(Part of a data file)
· · ·
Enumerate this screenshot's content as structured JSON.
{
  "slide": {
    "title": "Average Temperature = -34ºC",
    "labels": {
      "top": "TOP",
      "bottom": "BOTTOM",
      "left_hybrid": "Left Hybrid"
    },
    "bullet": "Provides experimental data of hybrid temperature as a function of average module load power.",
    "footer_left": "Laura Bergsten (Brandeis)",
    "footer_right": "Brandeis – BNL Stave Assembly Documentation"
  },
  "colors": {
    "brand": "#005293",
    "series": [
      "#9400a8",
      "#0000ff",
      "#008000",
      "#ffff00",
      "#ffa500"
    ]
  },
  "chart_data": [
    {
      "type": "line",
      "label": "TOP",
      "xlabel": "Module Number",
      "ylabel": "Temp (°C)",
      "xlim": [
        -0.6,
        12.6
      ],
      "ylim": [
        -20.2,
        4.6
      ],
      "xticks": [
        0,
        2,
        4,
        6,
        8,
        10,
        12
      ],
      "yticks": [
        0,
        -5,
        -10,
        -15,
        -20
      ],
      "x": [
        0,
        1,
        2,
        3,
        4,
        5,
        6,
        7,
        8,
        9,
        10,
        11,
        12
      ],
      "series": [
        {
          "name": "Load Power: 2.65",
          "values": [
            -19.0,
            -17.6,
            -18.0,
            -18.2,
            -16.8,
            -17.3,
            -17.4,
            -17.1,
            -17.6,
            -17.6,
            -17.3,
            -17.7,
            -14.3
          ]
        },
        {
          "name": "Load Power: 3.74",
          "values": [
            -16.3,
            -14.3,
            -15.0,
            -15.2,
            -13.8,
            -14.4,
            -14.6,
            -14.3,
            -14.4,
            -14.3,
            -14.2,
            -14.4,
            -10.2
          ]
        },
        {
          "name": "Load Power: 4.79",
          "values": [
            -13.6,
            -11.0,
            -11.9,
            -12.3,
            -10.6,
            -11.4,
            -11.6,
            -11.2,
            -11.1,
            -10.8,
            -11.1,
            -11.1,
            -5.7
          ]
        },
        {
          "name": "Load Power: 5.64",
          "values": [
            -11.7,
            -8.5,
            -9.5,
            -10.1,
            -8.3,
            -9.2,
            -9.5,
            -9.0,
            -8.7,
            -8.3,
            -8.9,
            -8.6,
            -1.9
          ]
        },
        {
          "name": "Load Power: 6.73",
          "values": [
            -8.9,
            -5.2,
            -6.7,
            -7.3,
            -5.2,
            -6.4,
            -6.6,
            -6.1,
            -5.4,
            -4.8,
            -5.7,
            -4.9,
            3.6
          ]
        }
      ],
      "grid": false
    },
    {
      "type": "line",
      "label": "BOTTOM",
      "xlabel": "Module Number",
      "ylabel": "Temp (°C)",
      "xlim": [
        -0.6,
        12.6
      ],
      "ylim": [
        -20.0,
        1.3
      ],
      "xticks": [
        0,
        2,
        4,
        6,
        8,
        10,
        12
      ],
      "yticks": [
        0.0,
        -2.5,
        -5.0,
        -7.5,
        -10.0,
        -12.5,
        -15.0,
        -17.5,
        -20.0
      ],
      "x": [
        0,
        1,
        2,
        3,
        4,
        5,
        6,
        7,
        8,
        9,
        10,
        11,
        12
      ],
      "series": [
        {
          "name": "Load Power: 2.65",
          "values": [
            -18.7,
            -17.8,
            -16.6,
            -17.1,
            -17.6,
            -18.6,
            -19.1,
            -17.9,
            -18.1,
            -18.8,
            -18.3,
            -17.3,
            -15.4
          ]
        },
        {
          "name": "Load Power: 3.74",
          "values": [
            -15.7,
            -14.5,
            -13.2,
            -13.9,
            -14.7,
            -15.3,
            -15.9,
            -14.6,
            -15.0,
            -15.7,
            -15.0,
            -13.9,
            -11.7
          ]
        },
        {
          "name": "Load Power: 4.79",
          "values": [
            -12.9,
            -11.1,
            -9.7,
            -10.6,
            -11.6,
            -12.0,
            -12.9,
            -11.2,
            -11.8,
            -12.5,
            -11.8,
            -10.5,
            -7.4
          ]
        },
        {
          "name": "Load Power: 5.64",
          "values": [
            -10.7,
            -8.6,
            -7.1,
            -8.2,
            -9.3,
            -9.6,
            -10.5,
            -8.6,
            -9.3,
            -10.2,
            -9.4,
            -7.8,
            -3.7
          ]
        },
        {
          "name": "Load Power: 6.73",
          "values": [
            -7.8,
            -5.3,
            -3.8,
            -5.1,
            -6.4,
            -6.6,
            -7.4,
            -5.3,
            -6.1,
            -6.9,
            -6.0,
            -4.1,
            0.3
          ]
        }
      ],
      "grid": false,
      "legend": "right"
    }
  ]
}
· · ·
[INSTRUCTION]: Copy down the material exactly as written.

[TASK RESPONSE]:
Enumerate this screenshot's content as structured JSON.
{
  "slide": {
    "title": "Average Temperature = -34ºC",
    "labels": {
      "top": "TOP",
      "bottom": "BOTTOM",
      "left_hybrid": "Left Hybrid"
    },
    "bullet": "Provides experimental data of hybrid temperature as a function of average module load power.",
    "footer_left": "Laura Bergsten (Brandeis)",
    "footer_right": "Brandeis – BNL Stave Assembly Documentation"
  },
  "colors": {
    "brand": "#005293",
    "series": [
      "#9400a8",
      "#0000ff",
      "#008000",
      "#ffff00",
      "#ffa500"
    ]
  },
  "chart_data": [
    {
      "type": "line",
      "label": "TOP",
      "xlabel": "Module Number",
      "ylabel": "Temp (°C)",
      "xlim": [
        -0.6,
        12.6
      ],
      "ylim": [
        -20.2,
        4.6
      ],
      "xticks": [
        0,
        2,
        4,
        6,
        8,
        10,
        12
      ],
      "yticks": [
        0,
        -5,
        -10,
        -15,
        -20
      ],
      "x": [
        0,
        1,
        2,
        3,
        4,
        5,
        6,
        7,
        8,
        9,
        10,
        11,
        12
      ],
      "series": [
        {
          "name": "Load Power: 2.65",
          "values": [
            -19.0,
            -17.6,
            -18.0,
            -18.2,
            -16.8,
            -17.3,
            -17.4,
            -17.1,
            -17.6,
            -17.6,
            -17.3,
            -17.7,
            -14.3
          ]
        },
        {
          "name": "Load Power: 3.74",
          "values": [
            -16.3,
            -14.3,
            -15.0,
            -15.2,
            -13.8,
            -14.4,
            -14.6,
            -14.3,
            -14.4,
            -14.3,
            -14.2,
            -14.4,
            -10.2
          ]
        },
        {
          "name": "Load Power: 4.79",
          "values": [
            -13.6,
            -11.0,
            -11.9,
            -12.3,
            -10.6,
            -11.4,
            -11.6,
            -11.2,
            -11.1,
            -10.8,
            -11.1,
            -11.1,
            -5.7
          ]
        },
        {
          "name": "Load Power: 5.64",
          "values": [
            -11.7,
            -8.5,
            -9.5,
            -10.1,
            -8.3,
            -9.2,
            -9.5,
            -9.0,
            -8.7,
            -8.3,
            -8.9,
            -8.6,
            -1.9
          ]
        },
        {
          "name": "Load Power: 6.73",
          "values": [
            -8.9,
            -5.2,
            -6.7,
            -7.3,
            -5.2,
            -6.4,
            -6.6,
            -6.1,
            -5.4,
            -4.8,
            -5.7,
            -4.9,
            3.6
          ]
        }
      ],
      "grid": false
    },
    {
      "type": "line",
      "label": "BOTTOM",
      "xlabel": "Module Number",
      "ylabel": "Temp (°C)",
      "xlim": [
        -0.6,
        12.6
      ],
      "ylim": [
        -20.0,
        1.3
      ],
      "xticks": [
        0,
        2,
        4,
        6,
        8,
        10,
        12
      ],
      "yticks": [
        0.0,
        -2.5,
        -5.0,
        -7.5,
        -10.0,
        -12.5,
        -15.0,
        -17.5,
        -20.0
      ],
      "x": [
        0,
        1,
        2,
        3,
        4,
        5,
        6,
        7,
        8,
        9,
        10,
        11,
        12
      ],
      "series": [
        {
          "name": "Load Power: 2.65",
          "values": [
            -18.7,
            -17.8,
            -16.6,
            -17.1,
            -17.6,
            -18.6,
            -19.1,
            -17.9,
            -18.1,
            -18.8,
            -18.3,
            -17.3,
            -15.4
          ]
        },
        {
          "name": "Load Power: 3.74",
          "values": [
            -15.7,
            -14.5,
            -13.2,
            -13.9,
            -14.7,
            -15.3,
            -15.9,
            -14.6,
            -15.0,
            -15.7,
            -15.0,
            -13.9,
            -11.7
          ]
        },
        {
          "name": "Load Power: 4.79",
          "values": [
            -12.9,
            -11.1,
            -9.7,
            -10.6,
            -11.6,
            -12.0,
            -12.9,
            -11.2,
            -11.8,
            -12.5,
            -11.8,
            -10.5,
            -7.4
          ]
        },
        {
          "name": "Load Power: 5.64",
          "values": [
            -10.7,
            -8.6,
            -7.1,
            -8.2,
            -9.3,
            -9.6,
            -10.5,
            -8.6,
            -9.3,
            -10.2,
            -9.4,
            -7.8,
            -3.7
          ]
        },
        {
          "name": "Load Power: 6.73",
          "values": [
            -7.8,
            -5.3,
            -3.8,
            -5.1,
            -6.4,
            -6.6,
            -7.4,
            -5.3,
            -6.1,
            -6.9,
            -6.0,
            -4.1,
            0.3
          ]
        }
      ],
      "grid": false,
      "legend": "right"
    }
  ]
}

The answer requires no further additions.